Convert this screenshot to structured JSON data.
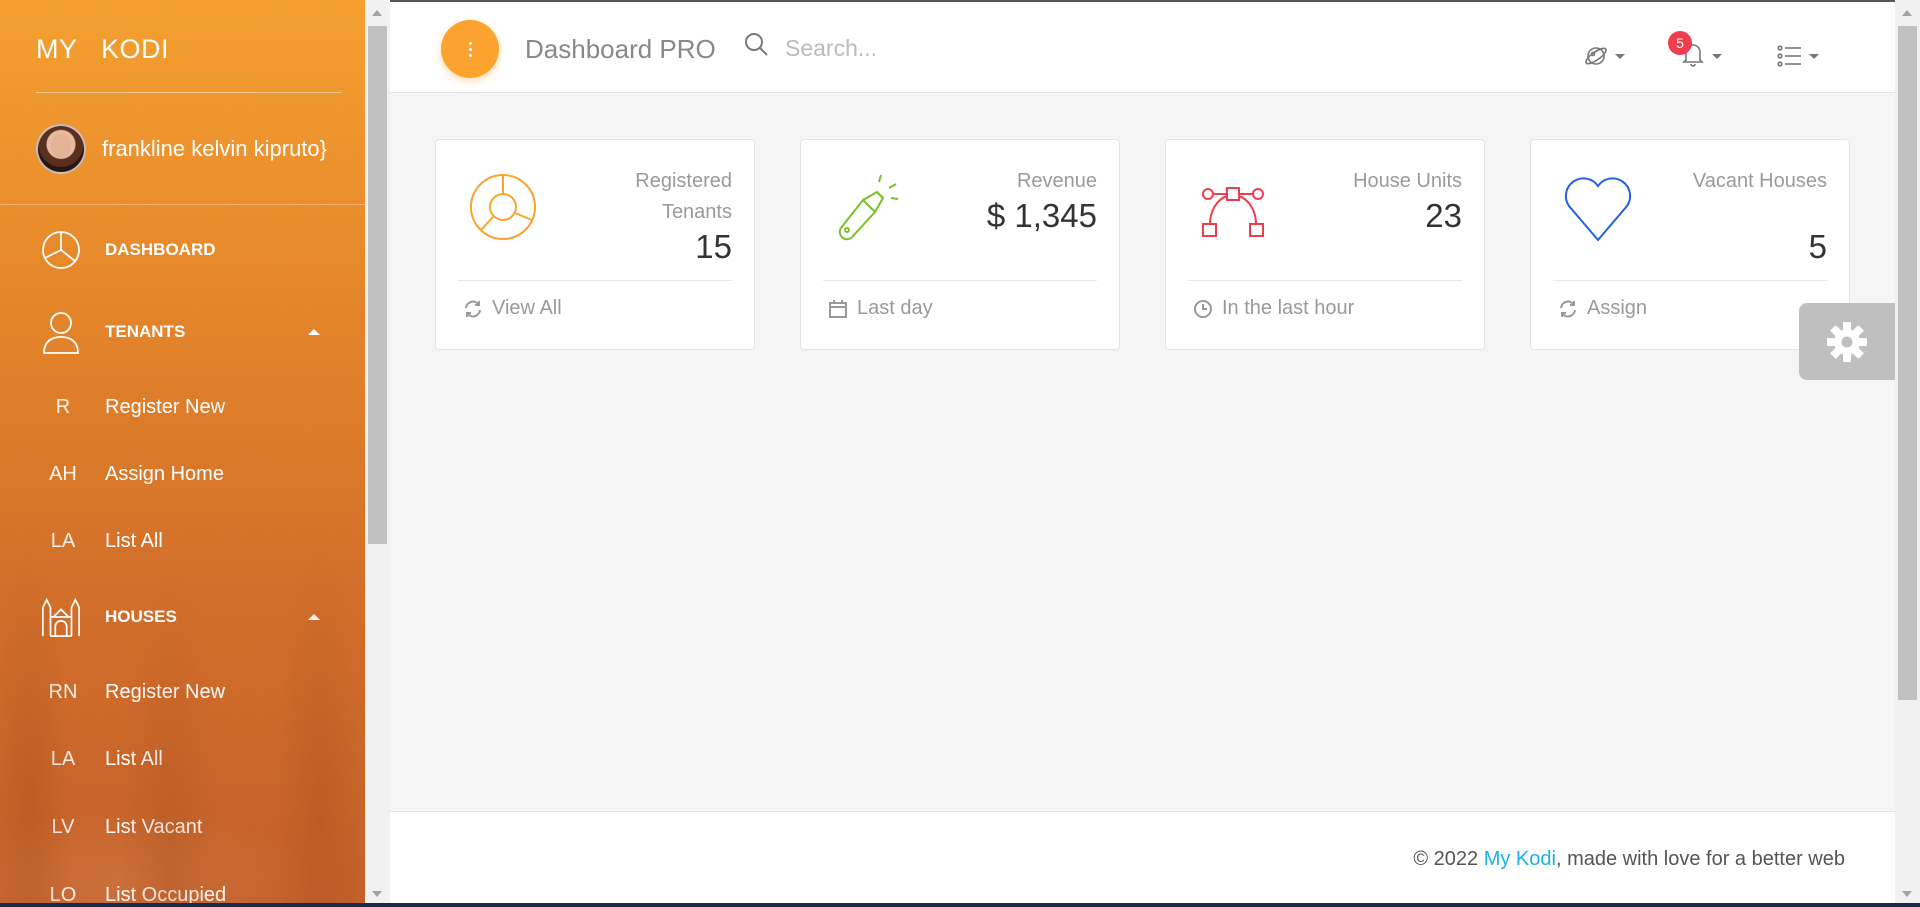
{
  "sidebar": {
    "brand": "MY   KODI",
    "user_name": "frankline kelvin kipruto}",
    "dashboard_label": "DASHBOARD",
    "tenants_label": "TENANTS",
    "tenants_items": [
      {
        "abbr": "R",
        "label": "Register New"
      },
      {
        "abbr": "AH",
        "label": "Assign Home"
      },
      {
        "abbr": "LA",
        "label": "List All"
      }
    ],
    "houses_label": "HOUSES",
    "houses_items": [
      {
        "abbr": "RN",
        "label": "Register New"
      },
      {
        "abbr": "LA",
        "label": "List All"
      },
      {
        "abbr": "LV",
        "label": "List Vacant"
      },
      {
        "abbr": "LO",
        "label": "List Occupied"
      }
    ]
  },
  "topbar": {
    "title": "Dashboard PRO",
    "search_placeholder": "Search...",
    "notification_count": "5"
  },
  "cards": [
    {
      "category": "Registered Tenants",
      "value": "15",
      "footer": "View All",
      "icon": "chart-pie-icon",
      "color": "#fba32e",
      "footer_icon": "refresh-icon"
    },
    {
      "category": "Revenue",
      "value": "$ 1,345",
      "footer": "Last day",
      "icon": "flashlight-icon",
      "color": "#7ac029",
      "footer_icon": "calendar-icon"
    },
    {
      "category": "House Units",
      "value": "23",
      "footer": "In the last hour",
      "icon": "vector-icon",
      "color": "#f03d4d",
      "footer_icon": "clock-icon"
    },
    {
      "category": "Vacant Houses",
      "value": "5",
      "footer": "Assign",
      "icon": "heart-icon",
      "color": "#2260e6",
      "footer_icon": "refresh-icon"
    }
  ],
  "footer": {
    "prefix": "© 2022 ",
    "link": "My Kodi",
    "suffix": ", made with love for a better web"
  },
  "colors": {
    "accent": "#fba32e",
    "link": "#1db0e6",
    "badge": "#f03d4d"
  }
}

# # # #

_TASK REQUIREMENTS_
Write out all the records again, exactly, minus any pictures.

_EXERCISE OUTPUT_
Convert this screenshot to structured JSON data.
{
  "sidebar": {
    "brand": "MY   KODI",
    "user_name": "frankline kelvin kipruto}",
    "dashboard_label": "DASHBOARD",
    "tenants_label": "TENANTS",
    "tenants_items": [
      {
        "abbr": "R",
        "label": "Register New"
      },
      {
        "abbr": "AH",
        "label": "Assign Home"
      },
      {
        "abbr": "LA",
        "label": "List All"
      }
    ],
    "houses_label": "HOUSES",
    "houses_items": [
      {
        "abbr": "RN",
        "label": "Register New"
      },
      {
        "abbr": "LA",
        "label": "List All"
      },
      {
        "abbr": "LV",
        "label": "List Vacant"
      },
      {
        "abbr": "LO",
        "label": "List Occupied"
      }
    ]
  },
  "topbar": {
    "title": "Dashboard PRO",
    "search_placeholder": "Search...",
    "notification_count": "5"
  },
  "cards": [
    {
      "category": "Registered Tenants",
      "value": "15",
      "footer": "View All",
      "icon": "chart-pie-icon",
      "color": "#fba32e",
      "footer_icon": "refresh-icon"
    },
    {
      "category": "Revenue",
      "value": "$ 1,345",
      "footer": "Last day",
      "icon": "flashlight-icon",
      "color": "#7ac029",
      "footer_icon": "calendar-icon"
    },
    {
      "category": "House Units",
      "value": "23",
      "footer": "In the last hour",
      "icon": "vector-icon",
      "color": "#f03d4d",
      "footer_icon": "clock-icon"
    },
    {
      "category": "Vacant Houses",
      "value": "5",
      "footer": "Assign",
      "icon": "heart-icon",
      "color": "#2260e6",
      "footer_icon": "refresh-icon"
    }
  ],
  "footer": {
    "prefix": "© 2022 ",
    "link": "My Kodi",
    "suffix": ", made with love for a better web"
  },
  "colors": {
    "accent": "#fba32e",
    "link": "#1db0e6",
    "badge": "#f03d4d"
  }
}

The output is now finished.